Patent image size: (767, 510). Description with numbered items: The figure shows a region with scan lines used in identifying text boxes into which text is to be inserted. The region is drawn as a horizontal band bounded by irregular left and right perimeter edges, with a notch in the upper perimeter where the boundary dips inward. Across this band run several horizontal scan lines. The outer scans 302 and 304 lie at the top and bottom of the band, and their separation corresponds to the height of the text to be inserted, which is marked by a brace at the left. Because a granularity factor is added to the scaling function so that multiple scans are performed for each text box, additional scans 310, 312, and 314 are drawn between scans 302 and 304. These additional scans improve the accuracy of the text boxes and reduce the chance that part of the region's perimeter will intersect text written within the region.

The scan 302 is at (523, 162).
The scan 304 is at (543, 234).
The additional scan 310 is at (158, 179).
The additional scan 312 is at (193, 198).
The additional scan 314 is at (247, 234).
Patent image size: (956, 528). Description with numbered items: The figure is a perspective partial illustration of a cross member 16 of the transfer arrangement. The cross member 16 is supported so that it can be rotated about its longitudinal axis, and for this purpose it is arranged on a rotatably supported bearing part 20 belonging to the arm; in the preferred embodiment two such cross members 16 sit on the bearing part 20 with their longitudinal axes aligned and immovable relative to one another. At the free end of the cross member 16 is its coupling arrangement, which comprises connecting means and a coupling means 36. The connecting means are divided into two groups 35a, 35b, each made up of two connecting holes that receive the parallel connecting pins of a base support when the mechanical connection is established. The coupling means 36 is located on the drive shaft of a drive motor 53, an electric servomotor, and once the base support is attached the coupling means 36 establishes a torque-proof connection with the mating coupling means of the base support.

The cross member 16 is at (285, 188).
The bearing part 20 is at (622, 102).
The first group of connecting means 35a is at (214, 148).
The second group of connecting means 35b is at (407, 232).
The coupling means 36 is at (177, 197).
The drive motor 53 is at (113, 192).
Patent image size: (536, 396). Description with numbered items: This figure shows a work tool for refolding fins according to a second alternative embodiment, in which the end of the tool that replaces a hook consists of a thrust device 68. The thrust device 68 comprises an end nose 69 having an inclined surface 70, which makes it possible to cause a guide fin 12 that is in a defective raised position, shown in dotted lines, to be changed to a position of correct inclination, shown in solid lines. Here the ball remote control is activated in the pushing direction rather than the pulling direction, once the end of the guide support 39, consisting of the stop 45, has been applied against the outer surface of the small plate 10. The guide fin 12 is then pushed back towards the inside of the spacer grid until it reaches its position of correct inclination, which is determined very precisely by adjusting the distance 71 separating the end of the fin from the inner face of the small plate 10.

→ Exercise goal: Rewrite every line of the records above as a JSON list of strings, with one string per line and blank lines omitted.

→ Response:
[
  "Patent image size: (767, 510). Description with numbered items: The figure shows a region with scan lines used in identifying text boxes into which text is to be inserted. The region is drawn as a horizontal band bounded by irregular left and right perimeter edges, with a notch in the upper perimeter where the boundary dips inward. Across this band run several horizontal scan lines. The outer scans 302 and 304 lie at the top and bottom of the band, and their separation corresponds to the height of the text to be inserted, which is marked by a brace at the left. Because a granularity factor is added to the scaling function so that multiple scans are performed for each text box, additional scans 310, 312, and 314 are drawn between scans 302 and 304. These additional scans improve the accuracy of the text boxes and reduce the chance that part of the region's perimeter will intersect text written within the region.",
  "The scan 302 is at (523, 162).",
  "The scan 304 is at (543, 234).",
  "The additional scan 310 is at (158, 179).",
  "The additional scan 312 is at (193, 198).",
  "The additional scan 314 is at (247, 234).",
  "Patent image size: (956, 528). Description with numbered items: The figure is a perspective partial illustration of a cross member 16 of the transfer arrangement. The cross member 16 is supported so that it can be rotated about its longitudinal axis, and for this purpose it is arranged on a rotatably supported bearing part 20 belonging to the arm; in the preferred embodiment two such cross members 16 sit on the bearing part 20 with their longitudinal axes aligned and immovable relative to one another. At the free end of the cross member 16 is its coupling arrangement, which comprises connecting means and a coupling means 36. The connecting means are divided into two groups 35a, 35b, each made up of two connecting holes that receive the parallel connecting pins of a base support when the mechanical connection is established. The coupling means 36 is located on the drive shaft of a drive motor 53, an electric servomotor, and once the base support is attached the coupling means 36 establishes a torque-proof connection with the mating coupling means of the base support.",
  "The cross member 16 is at (285, 188).",
  "The bearing part 20 is at (622, 102).",
  "The first group of connecting means 35a is at (214, 148).",
  "The second group of connecting means 35b is at (407, 232).",
  "The coupling means 36 is at (177, 197).",
  "The drive motor 53 is at (113, 192).",
  "Patent image size: (536, 396). Description with numbered items: This figure shows a work tool for refolding fins according to a second alternative embodiment, in which the end of the tool that replaces a hook consists of a thrust device 68. The thrust device 68 comprises an end nose 69 having an inclined surface 70, which makes it possible to cause a guide fin 12 that is in a defective raised position, shown in dotted lines, to be changed to a position of correct inclination, shown in solid lines. Here the ball remote control is activated in the pushing direction rather than the pulling direction, once the end of the guide support 39, consisting of the stop 45, has been applied against the outer surface of the small plate 10. The guide fin 12 is then pushed back towards the inside of the spacer grid until it reaches its position of correct inclination, which is determined very precisely by adjusting the distance 71 separating the end of the fin from the inner face of the small plate 10."
]